Text to read:

· · · · · · ·

# Tarpon from the beach, tackle advice



## ted_BSR (Apr 7, 2015)

Headed to Boca Grande in June. I know how to fish, but I am asking for recommendations on line weight, leader weight and material, hooks, weights and bait options. We'll be fishing from the beach at the mouth of the bay when the tide is going out for several days.


----------



## spurrs and racks (Apr 8, 2015)

big reel(300 yrds of line cap), 30lb big game mono, 60 lb flouro leader............

and lots of luck and pain meds.

Live crab for bait

s&r


----------



## jimboknows (Apr 8, 2015)

300 yards of 30# might not get spooled in less than 5 minutes.
tarpon from the beach...good luck and whatever you decide tackle wise, make sure to put the big boy panties on that morning.
And watch for bull sharks when attempting to "unhook" the fish.


----------



## ted_BSR (Apr 8, 2015)

Should I use weights, how heavy, or drift?


----------



## PopPop (Apr 8, 2015)

I would use braid with a fluro leader, 300 yards will go by quick if you can not chase after them.


----------



## thedudeabides (Apr 9, 2015)

My tarpon beach setup is a Penn Spinfisher V 10500 with 500 yards of 50lb Braid, 25 yards of 30lb mono topshot, and a 6 foot 60 lb Flouro leader. 7/0 wide gap circle hook. If you're fishing close to the beach you can just freeline it. If you're kayaking it out I would use a weight.


----------



## spurrs and racks (Apr 9, 2015)

*300 yards of 30#*

"300 yards of 30# might not get spooled in less than 5 minutes"

I've been fishing from piers my whole life. I've never been spooled by a Tarpon. A #45 lb King mackerel will come a whole lot closer to spooling you than a #100 lb Tarpon will.

s&r


----------



## ted_BSR (Apr 9, 2015)

Thanks fellas! What is the advantage of braid?

I have had bad luck with fluoro. Just seems to break off all the time. I really don't want to use it anymore.


----------



## PopPop (Apr 9, 2015)

ted_BSR said:


> Thanks fellas! What is the advantage of braid?
> 
> I have had bad luck with fluoro. Just seems to break off all the time. I really don't want to use it anymore.



Braid will give you longer cast for equal # test.
Flurocarbon is sensitive to knot failure if cinched dry, always wet the knot before pulling it tight.


----------



## crackerdave (Apr 15, 2015)

PopPop said:


> Braid will give you longer cast for equal # test.
> Flurocarbon is sensitive to knot failure if cinched dry, always wet the knot before pulling it tight.

· · · · · · ·

Given records:
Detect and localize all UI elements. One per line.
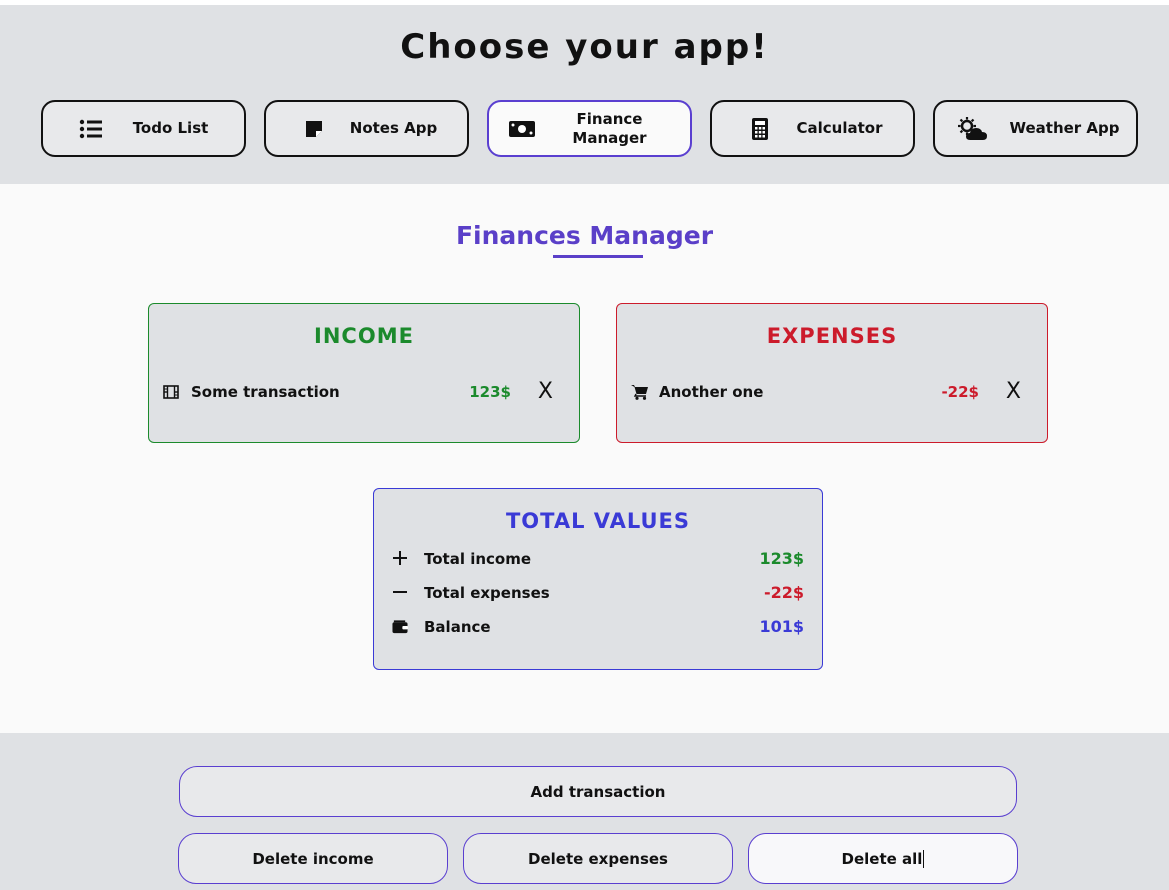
total-income-label: Total income: [424, 550, 532, 568]
todo-list-label: Todo List: [132, 119, 209, 137]
notes-app-label: Notes App: [349, 119, 438, 137]
text-cursor: [923, 849, 925, 868]
delete-expenses-label: Delete expenses: [528, 849, 668, 868]
sticky-note-icon: [302, 118, 326, 140]
income-transaction-row: Some transaction 123$ X: [149, 379, 579, 404]
weather-app-button[interactable]: Weather App: [933, 100, 1138, 157]
title-underline: [553, 255, 643, 258]
income-transaction-amount: 123$: [469, 383, 511, 401]
add-transaction-button[interactable]: Add transaction: [179, 766, 1017, 817]
expenses-title: EXPENSES: [766, 324, 898, 348]
expense-transaction-amount: -22$: [941, 383, 979, 401]
actions-footer: Add transaction Delete income Delete exp…: [0, 733, 1169, 890]
finance-manager-title: Finances Manager: [455, 221, 714, 250]
cart-icon: [631, 384, 648, 400]
plus-icon: [392, 549, 408, 567]
expense-transaction-name: Another one: [659, 383, 764, 401]
delete-expense-transaction-button[interactable]: X: [1006, 379, 1021, 404]
income-card: INCOME Some transaction 123$ X: [148, 303, 580, 443]
app-chooser-header: Choose your app! Todo List Notes App Fin…: [0, 5, 1169, 184]
finance-manager-label: Finance Manager: [572, 109, 647, 147]
list-icon: [79, 118, 103, 140]
delete-income-label: Delete income: [252, 849, 374, 868]
money-bill-icon: [509, 118, 535, 140]
cloud-sun-icon: [957, 117, 989, 140]
calculator-label: Calculator: [796, 119, 883, 137]
wallet-icon: [392, 617, 408, 635]
todo-list-button[interactable]: Todo List: [41, 100, 246, 157]
total-expenses-row: Total expenses -22$: [374, 582, 822, 604]
total-income-value: 123$: [759, 549, 804, 568]
balance-row: Balance 101$: [374, 616, 822, 638]
total-values-title: TOTAL VALUES: [505, 509, 691, 533]
finance-manager-button[interactable]: Finance Manager: [487, 100, 692, 157]
delete-income-button[interactable]: Delete income: [178, 833, 448, 884]
add-transaction-label: Add transaction: [530, 782, 666, 801]
delete-all-label: Delete all: [841, 849, 923, 868]
notes-app-button[interactable]: Notes App: [264, 100, 469, 157]
total-expenses-value: -22$: [763, 583, 804, 602]
total-values-card: TOTAL VALUES Total income 123$ Total exp…: [373, 488, 823, 670]
film-icon: [163, 384, 179, 400]
balance-label: Balance: [424, 618, 491, 636]
calculator-icon: [748, 118, 772, 140]
balance-value: 101$: [759, 617, 804, 636]
delete-all-button[interactable]: Delete all: [748, 833, 1018, 884]
delete-income-transaction-button[interactable]: X: [538, 379, 553, 404]
total-income-row: Total income 123$: [374, 548, 822, 570]
expenses-card: EXPENSES Another one -22$ X: [616, 303, 1048, 443]
income-title: INCOME: [314, 324, 414, 348]
income-transaction-name: Some transaction: [191, 383, 340, 401]
expense-transaction-row: Another one -22$ X: [617, 379, 1047, 404]
weather-app-label: Weather App: [1009, 119, 1120, 137]
delete-expenses-button[interactable]: Delete expenses: [463, 833, 733, 884]
minus-icon: [392, 583, 408, 601]
page-title: Choose your app!: [400, 27, 769, 67]
calculator-button[interactable]: Calculator: [710, 100, 915, 157]
total-expenses-label: Total expenses: [424, 584, 550, 602]
finance-manager-panel: Finances Manager INCOME Some transaction…: [0, 184, 1169, 733]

· · · · · · ·

Set of tasks:
- 1) Reproduce the stretch of the tarpon tackle thread from "Should I use" through "chase after them.".
- 2) Write out the stretch of the listing from the line containing "total-income-label: Total income: [424, 550, 532, 568]" through the line containing "actions-footer: Add transaction", including both of those lines.

Outputs in order:
- 1)
Should I use weights, how heavy, or drift?


----------



## PopPop (Apr 8, 2015)

I would use braid with a fluro leader, 300 yards will go by quick if you can not chase after them.

- 2)
total-income-label: Total income: [424, 550, 532, 568]
todo-list-label: Todo List: [132, 119, 209, 137]
notes-app-label: Notes App: [349, 119, 438, 137]
text-cursor: [923, 849, 925, 868]
delete-expenses-label: Delete expenses: [528, 849, 668, 868]
sticky-note-icon: [302, 118, 326, 140]
income-transaction-row: Some transaction 123$ X: [149, 379, 579, 404]
weather-app-button[interactable]: Weather App: [933, 100, 1138, 157]
title-underline: [553, 255, 643, 258]
income-transaction-amount: 123$: [469, 383, 511, 401]
add-transaction-button[interactable]: Add transaction: [179, 766, 1017, 817]
expenses-title: EXPENSES: [766, 324, 898, 348]
expense-transaction-amount: -22$: [941, 383, 979, 401]
actions-footer: Add transaction Delete income Delete exp…: [0, 733, 1169, 890]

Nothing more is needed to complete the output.